#### [Required work]
Begin at the line that contains "Convert this screenshot" and reproduce it along with every line after it to the end of the listing; skip any pictures.

Stored entries
───
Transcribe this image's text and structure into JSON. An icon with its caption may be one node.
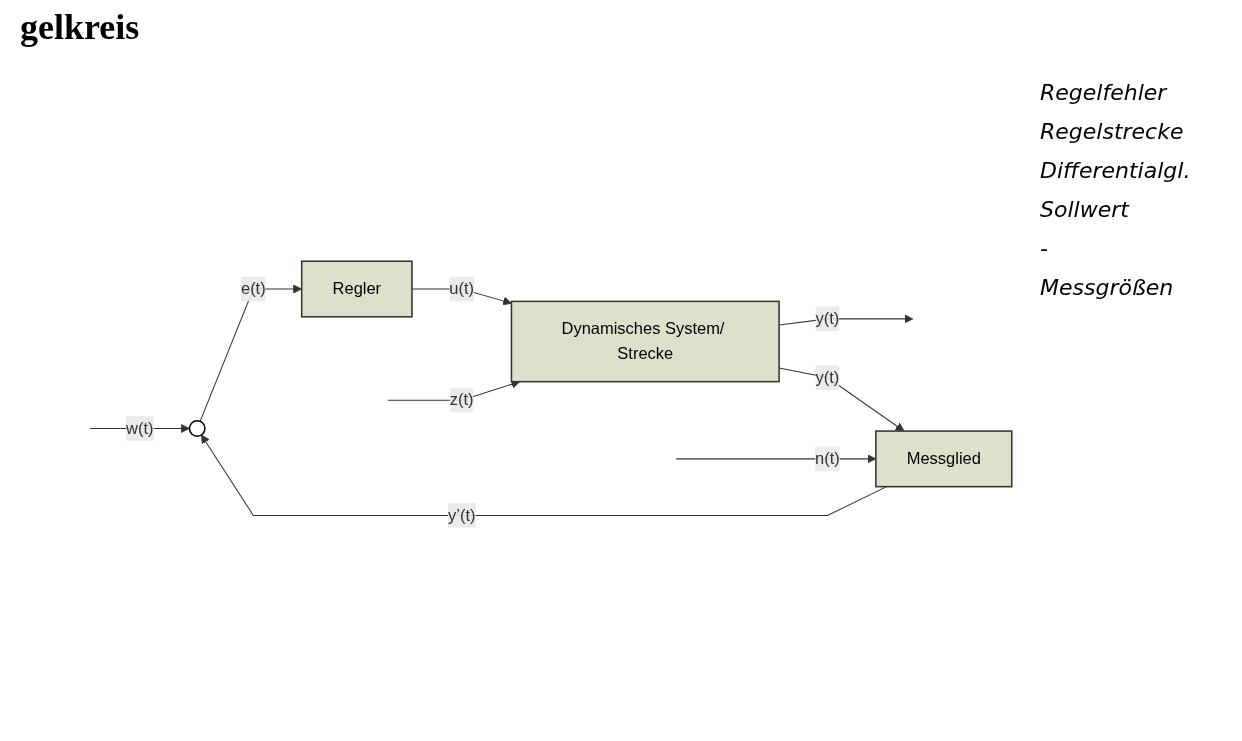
{
  "diagram": {
    "title": "gelkreis",
    "nodes": [
      {
        "text": [],
        "shape": "circle"
      },
      {
        "text": [
          "Regler"
        ]
      },
      {
        "text": [
          "Dynamisches System/ Strecke"
        ]
      },
      {
        "text": [
          "Messglied"
        ]
      }
    ],
    "edges": [
      {
        "from": null,
        "to": 0,
        "arrow": "to",
        "label": "w(t)"
      },
      {
        "from": 0,
        "to": 1,
        "arrow": "to",
        "label": "e(t)"
      },
      {
        "from": 1,
        "to": 2,
        "arrow": "to",
        "label": "u(t)"
      },
      {
        "from": null,
        "to": 2,
        "arrow": "to",
        "label": "z(t)"
      },
      {
        "from": 2,
        "to": null,
        "arrow": "to",
        "label": "y(t)"
      },
      {
        "from": 2,
        "to": 3,
        "arrow": "to",
        "label": "y(t)"
      },
      {
        "from": 3,
        "to": 0,
        "arrow": "to",
        "label": "y’(t)"
      },
      {
        "from": null,
        "to": 3,
        "arrow": "to",
        "label": "n(t)"
      }
    ],
    "labels": [
      "Regelfehler",
      "Regelstrecke",
      "Differentialgl.",
      "Sollwert",
      "-",
      "Messgrößen"
    ]
  }
}
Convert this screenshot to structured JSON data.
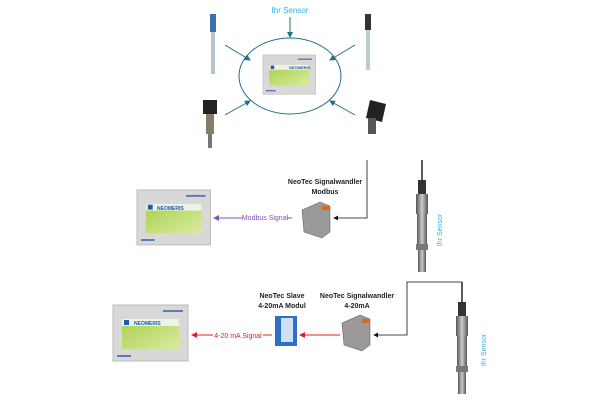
{
  "top": {
    "sensor_label": "Ihr Sensor",
    "panel_logo": "NEOMERIS"
  },
  "modbus_section": {
    "converter_label_line1": "NeoTec Signalwandler",
    "converter_label_line2": "Modbus",
    "signal_label": "Modbus Signal",
    "sensor_label": "Ihr Sensor",
    "panel_logo": "NEOMERIS"
  },
  "analog_section": {
    "slave_label_line1": "NeoTec Slave",
    "slave_label_line2": "4-20mA Modul",
    "converter_label_line1": "NeoTec Signalwandler",
    "converter_label_line2": "4-20mA",
    "signal_label": "4-20 mA Signal",
    "sensor_label": "Ihr Sensor",
    "panel_logo": "NEOMERIS"
  },
  "colors": {
    "ellipse": "#1f6f86",
    "modbus_signal": "#8a4fb8",
    "analog_signal": "#e0201e",
    "sensor_text": "#2ab4e8"
  }
}
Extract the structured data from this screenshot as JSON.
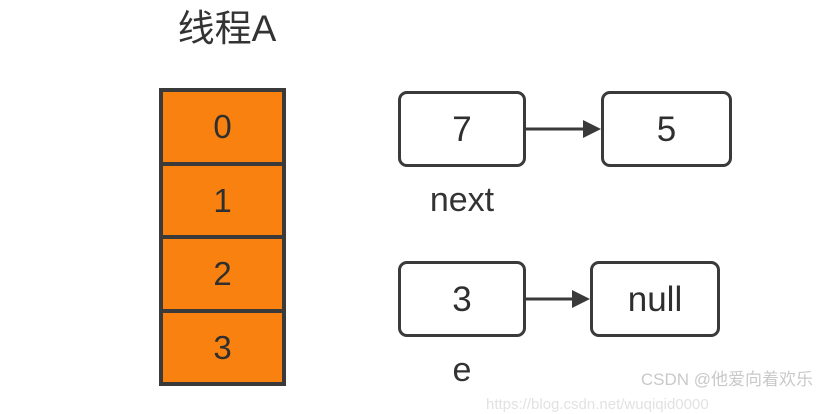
{
  "diagram": {
    "title": "线程A",
    "background_color": "#ffffff",
    "bucket_table": {
      "fill_color": "#f98110",
      "border_color": "#3a3a3a",
      "cells": [
        {
          "label": "0"
        },
        {
          "label": "1"
        },
        {
          "label": "2"
        },
        {
          "label": "3"
        }
      ]
    },
    "node_rows": [
      {
        "pointer_label": "next",
        "head_value": "7",
        "tail_value": "5",
        "arrow": "right-arrow"
      },
      {
        "pointer_label": "e",
        "head_value": "3",
        "tail_value": "null",
        "arrow": "right-arrow"
      }
    ]
  },
  "watermark": {
    "text": "CSDN @他爱向着欢乐",
    "url": "https://blog.csdn.net/wuqiqid0000"
  }
}
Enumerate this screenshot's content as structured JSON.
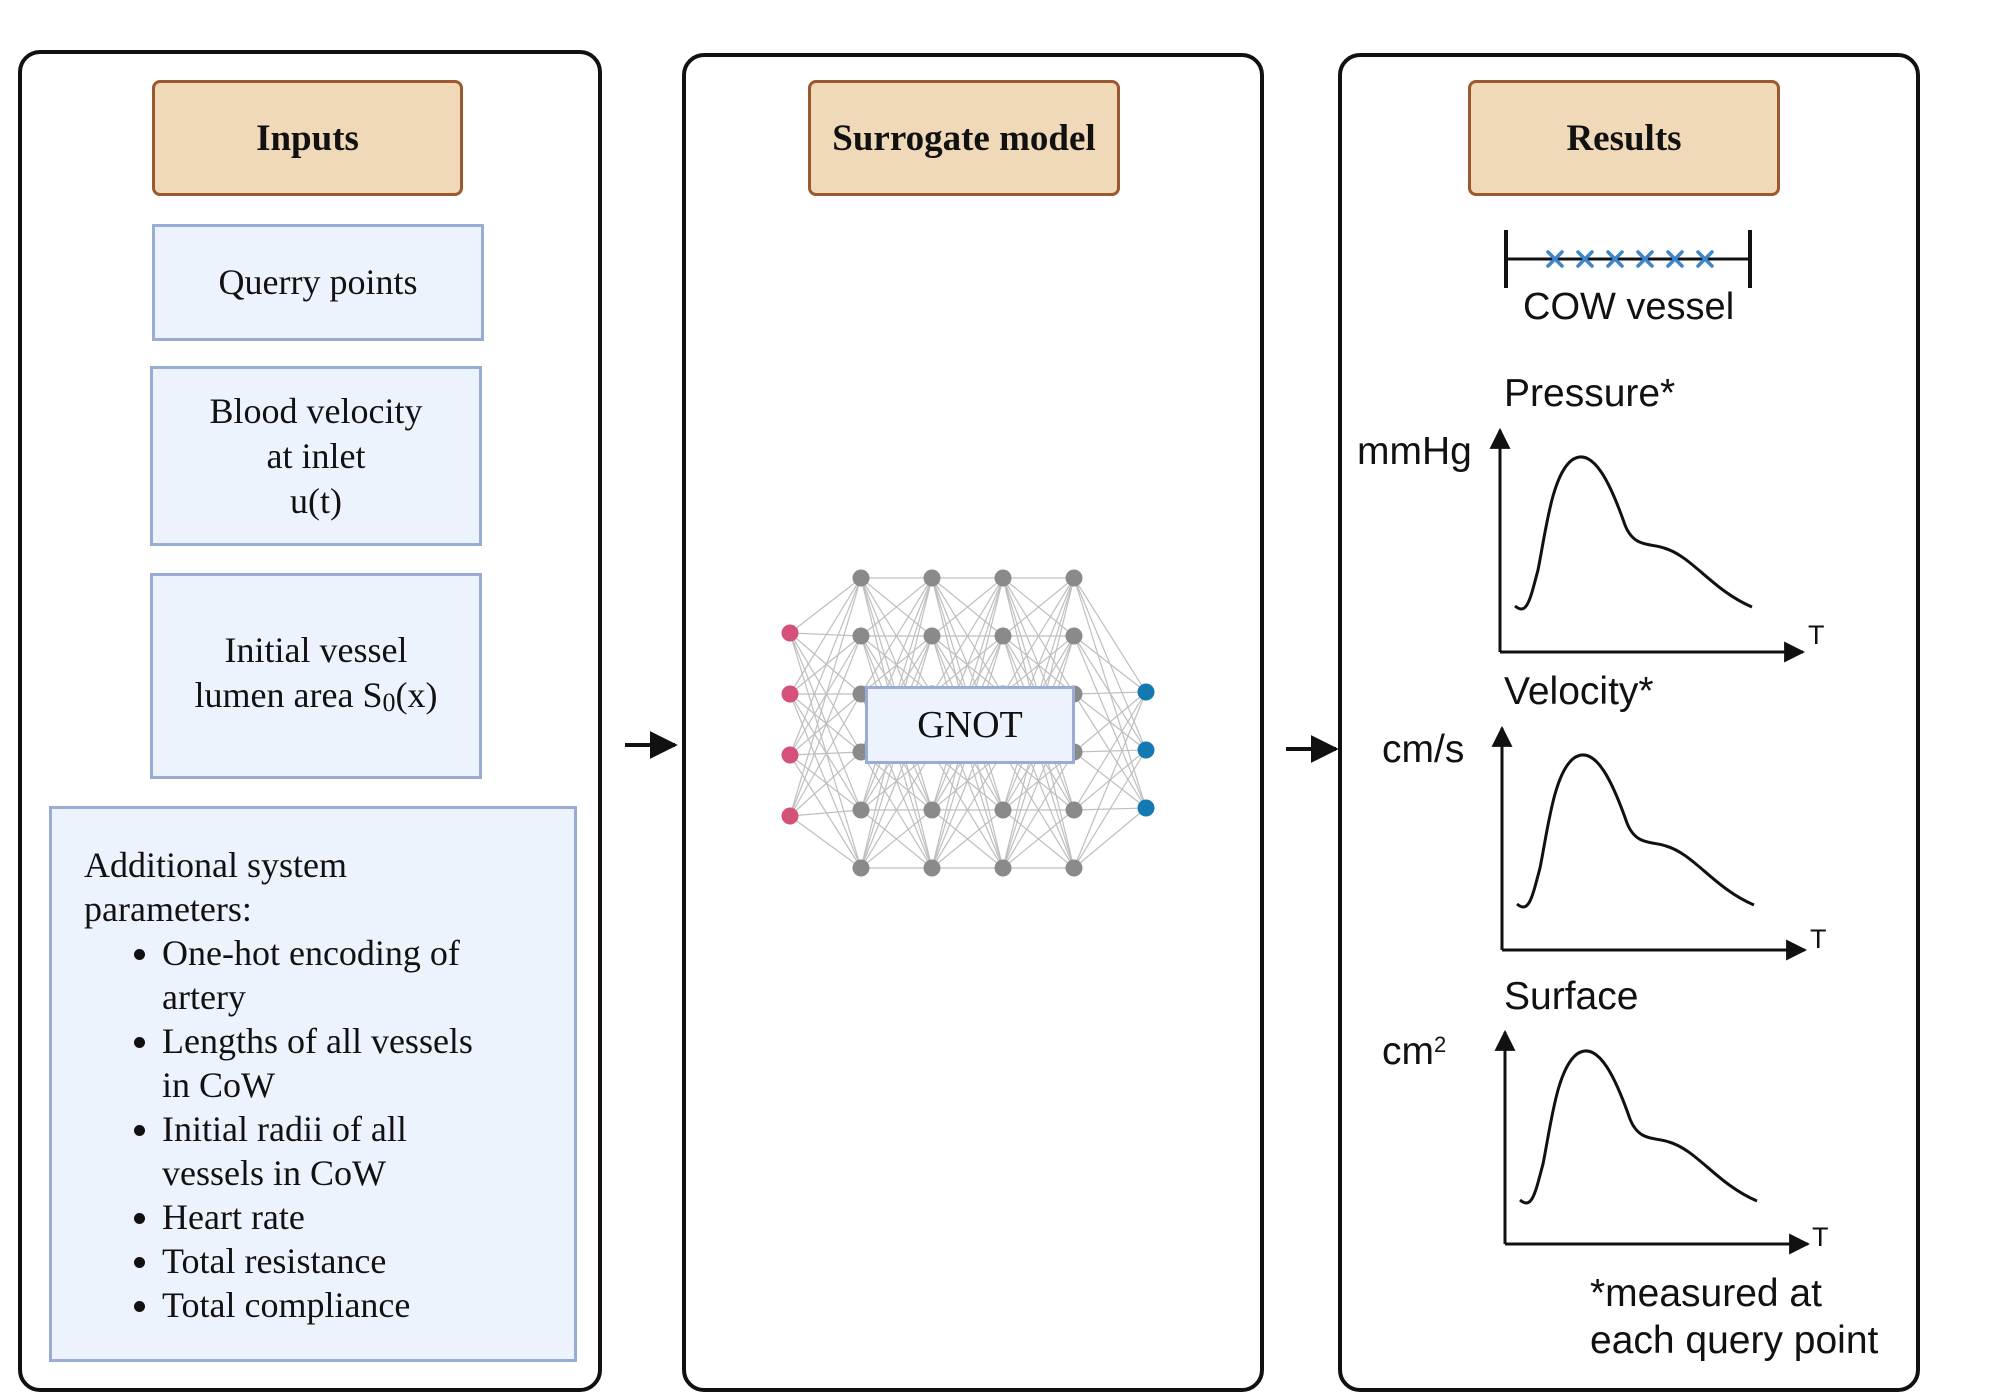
───
#### [Result for this exercise]
Convert this screenshot to structured JSON data.
{
  "top": {
    "sensor_label": "Ihr Sensor",
    "panel_logo": "NEOMERIS"
  },
  "modbus_section": {
    "converter_label_line1": "NeoTec Signalwandler",
    "converter_label_line2": "Modbus",
    "signal_label": "Modbus Signal",
    "sensor_label": "Ihr Sensor",
    "panel_logo": "NEOMERIS"
  },
  "analog_section": {
    "slave_label_line1": "NeoTec Slave",
    "slave_label_line2": "4-20mA Modul",
    "converter_label_line1": "NeoTec Signalwandler",
    "converter_label_line2": "4-20mA",
    "signal_label": "4-20 mA Signal",
    "sensor_label": "Ihr Sensor",
    "panel_logo": "NEOMERIS"
  },
  "colors": {
    "ellipse": "#1f6f86",
    "modbus_signal": "#8a4fb8",
    "analog_signal": "#e0201e",
    "sensor_text": "#2ab4e8"
  }
}
Extract the structured data from this screenshot as JSON.
{
  "diagram": {
    "title": "线程A",
    "background_color": "#ffffff",
    "bucket_table": {
      "fill_color": "#f98110",
      "border_color": "#3a3a3a",
      "cells": [
        {
          "label": "0"
        },
        {
          "label": "1"
        },
        {
          "label": "2"
        },
        {
          "label": "3"
        }
      ]
    },
    "node_rows": [
      {
        "pointer_label": "next",
        "head_value": "7",
        "tail_value": "5",
        "arrow": "right-arrow"
      },
      {
        "pointer_label": "e",
        "head_value": "3",
        "tail_value": "null",
        "arrow": "right-arrow"
      }
    ]
  },
  "watermark": {
    "text": "CSDN @他爱向着欢乐",
    "url": "https://blog.csdn.net/wuqiqid0000"
  }
}
Enumerate this screenshot's content as structured JSON.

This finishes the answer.